Objective: Reproduce verbatim the rows from the one containing "Bar — [142, 138, 187, 246]" through the one containing "Bar — [281, 71, 326, 246]", including both ends.

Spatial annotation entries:
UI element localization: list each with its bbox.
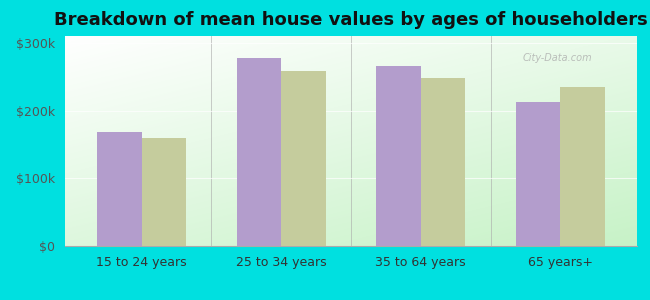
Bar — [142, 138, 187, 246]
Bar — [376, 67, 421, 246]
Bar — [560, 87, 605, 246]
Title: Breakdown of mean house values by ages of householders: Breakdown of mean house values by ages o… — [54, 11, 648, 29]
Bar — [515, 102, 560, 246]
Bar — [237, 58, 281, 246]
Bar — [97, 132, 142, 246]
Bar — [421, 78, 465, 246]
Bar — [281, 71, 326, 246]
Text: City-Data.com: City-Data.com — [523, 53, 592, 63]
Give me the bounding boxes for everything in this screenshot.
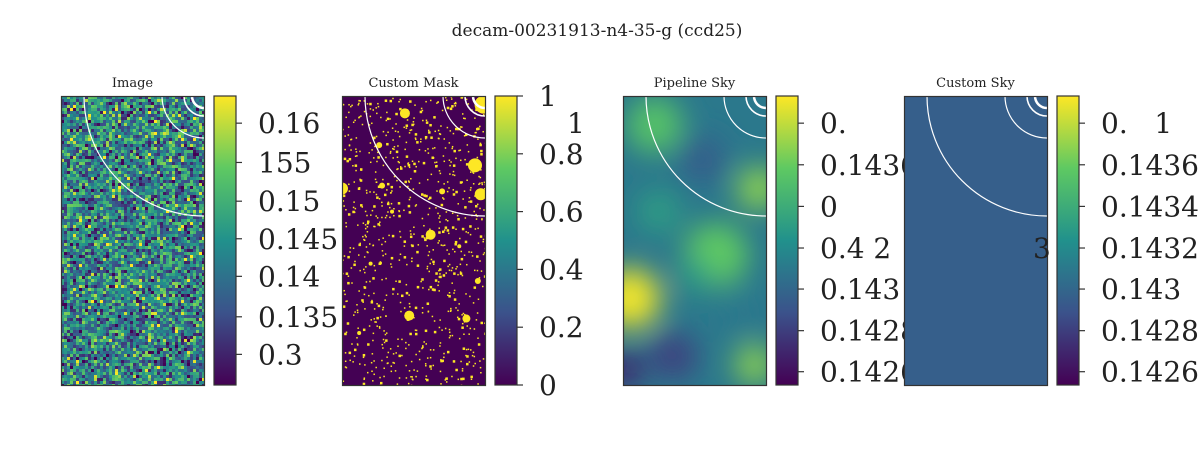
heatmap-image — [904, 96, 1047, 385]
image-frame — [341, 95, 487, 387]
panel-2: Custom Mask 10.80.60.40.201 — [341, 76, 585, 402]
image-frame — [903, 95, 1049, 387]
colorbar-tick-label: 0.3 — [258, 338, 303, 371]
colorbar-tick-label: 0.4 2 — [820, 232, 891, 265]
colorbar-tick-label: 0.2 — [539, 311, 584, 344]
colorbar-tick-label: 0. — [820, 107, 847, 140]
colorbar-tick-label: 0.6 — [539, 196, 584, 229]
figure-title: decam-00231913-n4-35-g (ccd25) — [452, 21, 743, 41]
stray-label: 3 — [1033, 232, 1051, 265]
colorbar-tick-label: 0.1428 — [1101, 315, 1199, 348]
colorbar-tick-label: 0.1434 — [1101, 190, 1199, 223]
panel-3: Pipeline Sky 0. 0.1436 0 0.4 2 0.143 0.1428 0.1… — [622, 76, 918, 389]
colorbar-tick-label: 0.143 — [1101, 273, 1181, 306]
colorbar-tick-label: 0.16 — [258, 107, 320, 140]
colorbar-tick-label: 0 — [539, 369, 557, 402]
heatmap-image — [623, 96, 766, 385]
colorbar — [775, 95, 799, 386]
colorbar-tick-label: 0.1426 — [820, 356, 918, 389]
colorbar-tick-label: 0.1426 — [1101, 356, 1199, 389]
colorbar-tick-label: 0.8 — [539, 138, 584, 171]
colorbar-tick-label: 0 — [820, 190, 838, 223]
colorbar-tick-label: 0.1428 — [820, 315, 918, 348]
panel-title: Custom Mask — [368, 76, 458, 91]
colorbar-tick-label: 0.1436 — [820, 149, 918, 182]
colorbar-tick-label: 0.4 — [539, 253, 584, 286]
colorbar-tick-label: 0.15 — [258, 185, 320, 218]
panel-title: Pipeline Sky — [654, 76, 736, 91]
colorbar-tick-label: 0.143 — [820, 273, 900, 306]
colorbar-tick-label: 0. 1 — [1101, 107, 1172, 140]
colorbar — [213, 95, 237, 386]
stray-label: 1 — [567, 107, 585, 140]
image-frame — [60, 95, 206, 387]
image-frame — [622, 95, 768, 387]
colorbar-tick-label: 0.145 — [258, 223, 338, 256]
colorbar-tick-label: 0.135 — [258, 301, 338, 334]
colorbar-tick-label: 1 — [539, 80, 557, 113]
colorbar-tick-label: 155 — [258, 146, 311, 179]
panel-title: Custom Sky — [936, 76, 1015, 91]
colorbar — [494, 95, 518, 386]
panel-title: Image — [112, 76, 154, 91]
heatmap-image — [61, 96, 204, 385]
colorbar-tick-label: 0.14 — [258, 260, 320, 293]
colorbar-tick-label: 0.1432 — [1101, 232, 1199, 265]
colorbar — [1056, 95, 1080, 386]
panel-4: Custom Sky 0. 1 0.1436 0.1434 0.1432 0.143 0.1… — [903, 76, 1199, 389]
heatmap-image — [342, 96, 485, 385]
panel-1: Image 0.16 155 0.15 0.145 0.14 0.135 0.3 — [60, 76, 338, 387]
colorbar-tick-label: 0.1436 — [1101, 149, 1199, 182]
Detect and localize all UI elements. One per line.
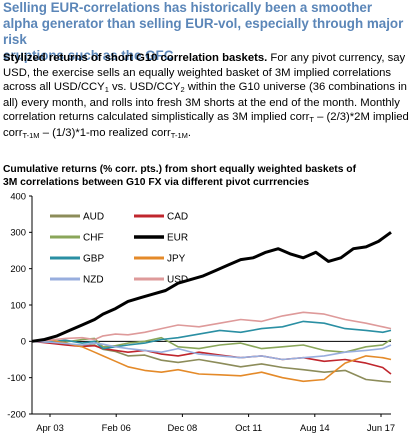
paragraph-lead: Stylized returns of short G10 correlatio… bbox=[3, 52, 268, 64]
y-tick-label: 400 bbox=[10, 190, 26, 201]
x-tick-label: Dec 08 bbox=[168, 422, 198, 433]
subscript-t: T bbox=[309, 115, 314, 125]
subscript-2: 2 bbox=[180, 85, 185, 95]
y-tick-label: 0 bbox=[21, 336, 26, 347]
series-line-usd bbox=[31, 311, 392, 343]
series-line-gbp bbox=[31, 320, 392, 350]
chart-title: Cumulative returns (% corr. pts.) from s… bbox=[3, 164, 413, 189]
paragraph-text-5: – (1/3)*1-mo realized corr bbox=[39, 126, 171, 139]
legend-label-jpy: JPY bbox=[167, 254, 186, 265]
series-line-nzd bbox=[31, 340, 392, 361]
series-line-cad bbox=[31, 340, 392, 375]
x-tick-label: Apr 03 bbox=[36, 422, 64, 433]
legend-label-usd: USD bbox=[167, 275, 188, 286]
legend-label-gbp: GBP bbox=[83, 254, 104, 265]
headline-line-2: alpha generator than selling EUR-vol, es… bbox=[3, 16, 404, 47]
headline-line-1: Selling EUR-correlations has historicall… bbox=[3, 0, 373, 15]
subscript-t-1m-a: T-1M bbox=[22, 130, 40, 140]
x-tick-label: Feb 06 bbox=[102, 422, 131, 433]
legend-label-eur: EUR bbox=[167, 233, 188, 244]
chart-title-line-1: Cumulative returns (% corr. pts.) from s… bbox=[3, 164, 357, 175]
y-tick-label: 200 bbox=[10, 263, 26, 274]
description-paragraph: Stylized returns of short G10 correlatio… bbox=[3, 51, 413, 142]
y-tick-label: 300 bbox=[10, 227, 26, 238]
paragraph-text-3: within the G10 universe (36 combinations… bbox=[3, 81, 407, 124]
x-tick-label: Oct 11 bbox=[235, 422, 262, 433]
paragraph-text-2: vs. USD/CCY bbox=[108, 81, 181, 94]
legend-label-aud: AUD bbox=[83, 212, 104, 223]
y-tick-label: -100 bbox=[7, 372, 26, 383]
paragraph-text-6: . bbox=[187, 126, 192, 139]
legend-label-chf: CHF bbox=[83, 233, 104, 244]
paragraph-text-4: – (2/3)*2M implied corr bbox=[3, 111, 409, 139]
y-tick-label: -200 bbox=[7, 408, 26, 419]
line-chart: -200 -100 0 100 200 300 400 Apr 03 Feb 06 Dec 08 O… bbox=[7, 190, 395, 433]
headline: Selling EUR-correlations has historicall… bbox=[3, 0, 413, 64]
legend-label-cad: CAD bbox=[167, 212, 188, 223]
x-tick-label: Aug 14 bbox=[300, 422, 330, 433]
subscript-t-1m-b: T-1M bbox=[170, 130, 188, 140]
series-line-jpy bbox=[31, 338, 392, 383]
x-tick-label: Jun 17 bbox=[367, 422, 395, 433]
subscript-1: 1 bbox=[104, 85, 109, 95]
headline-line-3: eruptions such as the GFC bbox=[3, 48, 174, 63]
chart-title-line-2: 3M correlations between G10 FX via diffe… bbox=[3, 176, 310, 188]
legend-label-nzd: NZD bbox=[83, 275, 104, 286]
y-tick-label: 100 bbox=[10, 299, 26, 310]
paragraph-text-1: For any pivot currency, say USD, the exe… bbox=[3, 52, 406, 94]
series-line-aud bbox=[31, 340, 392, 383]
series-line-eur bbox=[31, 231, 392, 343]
* * *
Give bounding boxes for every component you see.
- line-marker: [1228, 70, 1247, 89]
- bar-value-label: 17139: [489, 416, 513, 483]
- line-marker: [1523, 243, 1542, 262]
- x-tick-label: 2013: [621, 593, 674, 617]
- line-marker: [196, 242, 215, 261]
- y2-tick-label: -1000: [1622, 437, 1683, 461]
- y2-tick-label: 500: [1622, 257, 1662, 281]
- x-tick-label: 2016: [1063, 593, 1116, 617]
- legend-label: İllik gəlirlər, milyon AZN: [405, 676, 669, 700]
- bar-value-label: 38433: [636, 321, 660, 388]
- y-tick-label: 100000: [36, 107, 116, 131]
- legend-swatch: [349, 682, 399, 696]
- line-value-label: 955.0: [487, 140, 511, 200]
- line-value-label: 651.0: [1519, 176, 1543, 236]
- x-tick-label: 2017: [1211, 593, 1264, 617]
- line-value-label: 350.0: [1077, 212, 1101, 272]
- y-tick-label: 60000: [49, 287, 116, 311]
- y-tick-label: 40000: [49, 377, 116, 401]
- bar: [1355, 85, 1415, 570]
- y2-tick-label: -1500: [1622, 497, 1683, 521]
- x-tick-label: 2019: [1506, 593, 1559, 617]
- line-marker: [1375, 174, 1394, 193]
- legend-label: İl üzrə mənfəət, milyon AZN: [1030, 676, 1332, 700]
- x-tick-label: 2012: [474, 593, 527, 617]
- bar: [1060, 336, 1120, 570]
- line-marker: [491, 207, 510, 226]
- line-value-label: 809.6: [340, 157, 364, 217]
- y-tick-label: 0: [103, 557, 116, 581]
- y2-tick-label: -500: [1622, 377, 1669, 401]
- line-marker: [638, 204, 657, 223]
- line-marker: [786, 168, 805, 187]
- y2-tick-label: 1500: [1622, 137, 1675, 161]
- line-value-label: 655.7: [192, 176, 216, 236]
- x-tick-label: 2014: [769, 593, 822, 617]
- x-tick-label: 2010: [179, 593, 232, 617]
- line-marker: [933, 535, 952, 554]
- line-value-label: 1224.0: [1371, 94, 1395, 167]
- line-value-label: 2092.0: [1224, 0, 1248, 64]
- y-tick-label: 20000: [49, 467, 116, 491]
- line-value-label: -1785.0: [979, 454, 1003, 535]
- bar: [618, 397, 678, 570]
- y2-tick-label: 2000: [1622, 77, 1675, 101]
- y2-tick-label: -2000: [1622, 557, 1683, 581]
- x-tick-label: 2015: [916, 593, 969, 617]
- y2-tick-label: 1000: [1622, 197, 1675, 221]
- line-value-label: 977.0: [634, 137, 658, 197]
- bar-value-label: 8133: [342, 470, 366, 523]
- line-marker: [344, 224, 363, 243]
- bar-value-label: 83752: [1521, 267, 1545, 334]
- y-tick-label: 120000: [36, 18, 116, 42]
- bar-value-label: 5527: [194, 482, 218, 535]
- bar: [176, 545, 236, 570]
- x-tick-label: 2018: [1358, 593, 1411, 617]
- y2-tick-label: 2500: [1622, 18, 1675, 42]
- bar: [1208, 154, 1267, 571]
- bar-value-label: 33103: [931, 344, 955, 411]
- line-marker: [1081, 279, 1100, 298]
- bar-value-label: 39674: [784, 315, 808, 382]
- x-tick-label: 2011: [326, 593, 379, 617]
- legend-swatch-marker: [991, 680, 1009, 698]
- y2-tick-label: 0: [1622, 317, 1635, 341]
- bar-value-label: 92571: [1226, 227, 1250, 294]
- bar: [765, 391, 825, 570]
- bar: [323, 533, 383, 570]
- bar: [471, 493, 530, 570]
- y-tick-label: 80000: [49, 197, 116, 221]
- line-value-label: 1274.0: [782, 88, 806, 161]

Solution to this problem:
Bar — [142, 138, 187, 246]
Bar — [376, 67, 421, 246]
Bar — [560, 87, 605, 246]
Title: Breakdown of mean house values by ages of householders: Breakdown of mean house values by ages o… — [54, 11, 648, 29]
Bar — [515, 102, 560, 246]
Bar — [237, 58, 281, 246]
Bar — [97, 132, 142, 246]
Bar — [421, 78, 465, 246]
Bar — [281, 71, 326, 246]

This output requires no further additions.